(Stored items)
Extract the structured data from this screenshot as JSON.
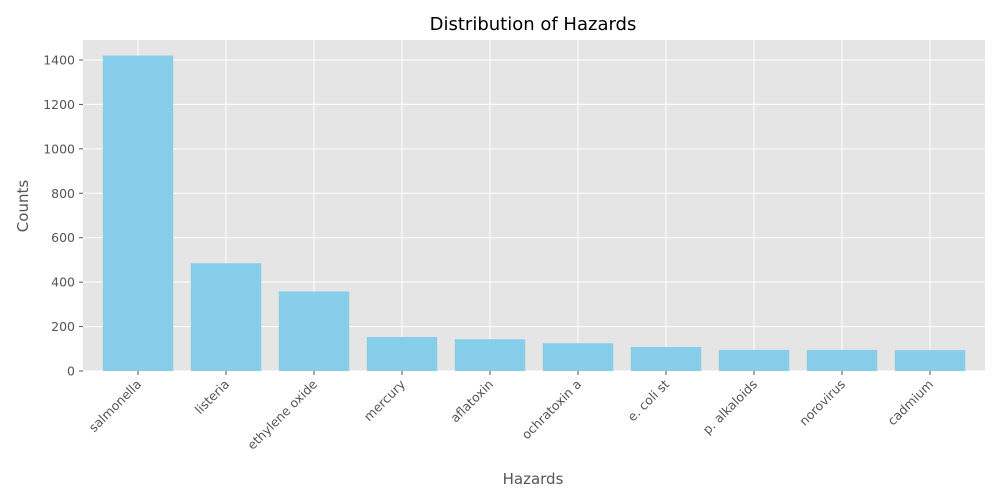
{
  "chart_data": {
    "type": "bar",
    "title": "Distribution of Hazards",
    "xlabel": "Hazards",
    "ylabel": "Counts",
    "categories": [
      "salmonella",
      "listeria",
      "ethylene oxide",
      "mercury",
      "aflatoxin",
      "ochratoxin a",
      "e. coli st",
      "p. alkaloids",
      "norovirus",
      "cadmium"
    ],
    "values": [
      1420,
      485,
      358,
      153,
      143,
      125,
      108,
      95,
      95,
      94
    ],
    "ylim": [
      0,
      1490
    ],
    "yticks": [
      0,
      200,
      400,
      600,
      800,
      1000,
      1200,
      1400
    ],
    "grid": true,
    "bar_color": "#87CEEB",
    "background_color": "#E5E5E5",
    "grid_color": "#FFFFFF"
  }
}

**ASSIGNED TASK:** Scan the entries for lines holding the string "Hazards", then copy every one of them.

**RESPONSE:**
    "title": "Distribution of Hazards",
    "xlabel": "Hazards",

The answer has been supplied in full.